*Texto dado:*
Ante los intereses de las farmacéuticas, al sistema sanitario público universal le tiemblan los adjetivos
Tienen suerte las familias que no cuentan entre los suyos a una persona que padece una enfermedad de esas que llaman raras, de nombre impronunciable y síntomas ignotos. O mejor dicho: qué suerte más mala, la de quienes sufren en sus carnes y en su casa uno de esos extraños y puñeteros males. Son los condenados a bregar de por vida con galenos, historiales, psicólogos, impotencia, bálsamos, quirófanos, temores. De todo ello pueden extraerse ejemplos de superación, de solidaridad, de fuerzas sacadas de flaqueza y de crecimiento en la adversidad; habrá quien saque incluso conclusiones divinas y beatíficas. Quienes vivimos de cerca una de estas enfermedades -generalmente crónicas e incurables- nos suelen sobrar cáliz y moralina.

Datos de predicción de cuadros delimitadores
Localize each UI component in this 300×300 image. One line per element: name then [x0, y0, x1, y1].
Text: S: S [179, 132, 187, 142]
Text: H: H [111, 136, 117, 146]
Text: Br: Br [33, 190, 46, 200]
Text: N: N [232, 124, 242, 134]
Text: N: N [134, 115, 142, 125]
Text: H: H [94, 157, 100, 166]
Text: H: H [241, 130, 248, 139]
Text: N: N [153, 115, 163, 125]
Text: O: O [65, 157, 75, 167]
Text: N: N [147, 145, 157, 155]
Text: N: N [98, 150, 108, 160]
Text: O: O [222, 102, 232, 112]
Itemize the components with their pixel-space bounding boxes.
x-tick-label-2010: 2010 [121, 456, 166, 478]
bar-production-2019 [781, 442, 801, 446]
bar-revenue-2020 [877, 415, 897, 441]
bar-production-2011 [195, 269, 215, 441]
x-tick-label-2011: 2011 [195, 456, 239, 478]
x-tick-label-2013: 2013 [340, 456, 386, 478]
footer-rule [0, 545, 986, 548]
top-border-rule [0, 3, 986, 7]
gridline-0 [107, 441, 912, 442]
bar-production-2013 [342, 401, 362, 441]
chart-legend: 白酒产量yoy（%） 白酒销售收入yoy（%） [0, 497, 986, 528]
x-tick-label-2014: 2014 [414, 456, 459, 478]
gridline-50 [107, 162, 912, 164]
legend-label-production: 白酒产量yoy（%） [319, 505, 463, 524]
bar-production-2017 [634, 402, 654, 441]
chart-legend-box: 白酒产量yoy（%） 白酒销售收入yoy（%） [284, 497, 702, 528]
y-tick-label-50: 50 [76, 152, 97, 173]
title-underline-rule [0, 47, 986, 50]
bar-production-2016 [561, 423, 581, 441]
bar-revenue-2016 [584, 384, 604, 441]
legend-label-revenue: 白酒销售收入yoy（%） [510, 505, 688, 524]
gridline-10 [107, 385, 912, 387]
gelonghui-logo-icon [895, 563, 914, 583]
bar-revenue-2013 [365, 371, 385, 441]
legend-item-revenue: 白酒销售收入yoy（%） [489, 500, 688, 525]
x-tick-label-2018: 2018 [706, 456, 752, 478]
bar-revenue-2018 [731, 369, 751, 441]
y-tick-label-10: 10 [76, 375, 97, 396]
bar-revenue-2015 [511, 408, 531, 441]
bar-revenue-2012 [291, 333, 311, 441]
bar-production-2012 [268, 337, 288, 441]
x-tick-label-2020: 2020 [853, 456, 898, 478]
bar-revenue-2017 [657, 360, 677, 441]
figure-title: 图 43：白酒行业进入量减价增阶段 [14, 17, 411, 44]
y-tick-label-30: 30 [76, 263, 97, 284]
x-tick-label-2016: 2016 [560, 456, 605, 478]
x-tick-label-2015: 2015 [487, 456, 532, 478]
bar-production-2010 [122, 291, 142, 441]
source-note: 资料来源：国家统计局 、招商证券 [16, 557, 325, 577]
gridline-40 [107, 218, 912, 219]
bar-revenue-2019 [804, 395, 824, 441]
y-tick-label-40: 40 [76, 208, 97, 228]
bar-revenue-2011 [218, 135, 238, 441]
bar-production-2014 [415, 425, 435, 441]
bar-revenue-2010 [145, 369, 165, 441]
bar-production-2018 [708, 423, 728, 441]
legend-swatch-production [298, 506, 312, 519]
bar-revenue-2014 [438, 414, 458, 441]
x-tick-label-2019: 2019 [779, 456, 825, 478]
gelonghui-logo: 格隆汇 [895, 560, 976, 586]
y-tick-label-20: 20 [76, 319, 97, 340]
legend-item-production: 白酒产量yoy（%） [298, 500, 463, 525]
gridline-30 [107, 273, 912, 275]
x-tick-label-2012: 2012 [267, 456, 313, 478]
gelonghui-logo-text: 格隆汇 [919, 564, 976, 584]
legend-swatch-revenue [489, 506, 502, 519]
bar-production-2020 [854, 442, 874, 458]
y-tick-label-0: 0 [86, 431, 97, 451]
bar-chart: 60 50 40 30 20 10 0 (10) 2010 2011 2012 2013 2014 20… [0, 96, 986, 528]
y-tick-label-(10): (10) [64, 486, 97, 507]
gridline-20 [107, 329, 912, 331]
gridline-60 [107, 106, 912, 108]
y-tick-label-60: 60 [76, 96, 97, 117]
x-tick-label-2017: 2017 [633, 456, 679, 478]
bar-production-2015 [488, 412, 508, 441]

*Actividad 1:*
Responde estas preguntas sobre el texto de las enfermedades raras:
(a) Según el título, ¿ante qué le tiemblan los adjetivos al sistema sanitario público universal?
(b) ¿Cómo describe el texto, entre guiones, a estas enfermedades por lo general?
(c) ¿Qué dice el texto que les suele sobrar a quienes viven de cerca una de estas enfermedades?
*Actividad 2:* Retoma el texto de las enfermedades raras y continúalo a partir de su última frase.

*Respuesta 1:*
(a) Ante los intereses de las farmacéuticas.
(b) Como crónicas e incurables.
(c) Cáliz y moralina.

*Respuesta 2:*
Hasta aquí -dirán- todo pertenece al azar y su intemperie, en cuyo raso a veces se cruza una estrella con mala fondinga. Hasta aquí -dirán- nada hay de particular (salvo que afecta a pocos entre muchos) en la vivencia de una enfermedad rara con respecto a otra que se padezca de por vida. Cierto. Es a partir de este punto cuando todo daño y falta de paliativos para enfermedades raras nos atañe, es responsabilidad de la sociedad. La naturaleza las hizo raras; el modelo político y económico, huérfanas. Se investigan poco y lentamente. Además, de darse algún avance, el desarrollo de aplicaciones clínicas no sale a cuenta a los laboratorios farmacéuticos, que por tanto no producen medicamentos. A nivel mundial, apenas se invierte en ellas no porque afecten a una inmensa minoría -una persona, una tan sólo bastaría para ser, ciencia y medicina a través, justos- sino porque no son rentables. Las asociaciones y federaciones de enfermedades raras han generado comunidades y redes de apoyo e información, son grupos imprescindibles de concienciación y de presión. Pero ante los intereses de las farmacéuticas, al sistema sanitario público, universal, solidario y equitativo le tiemblan los adjetivos.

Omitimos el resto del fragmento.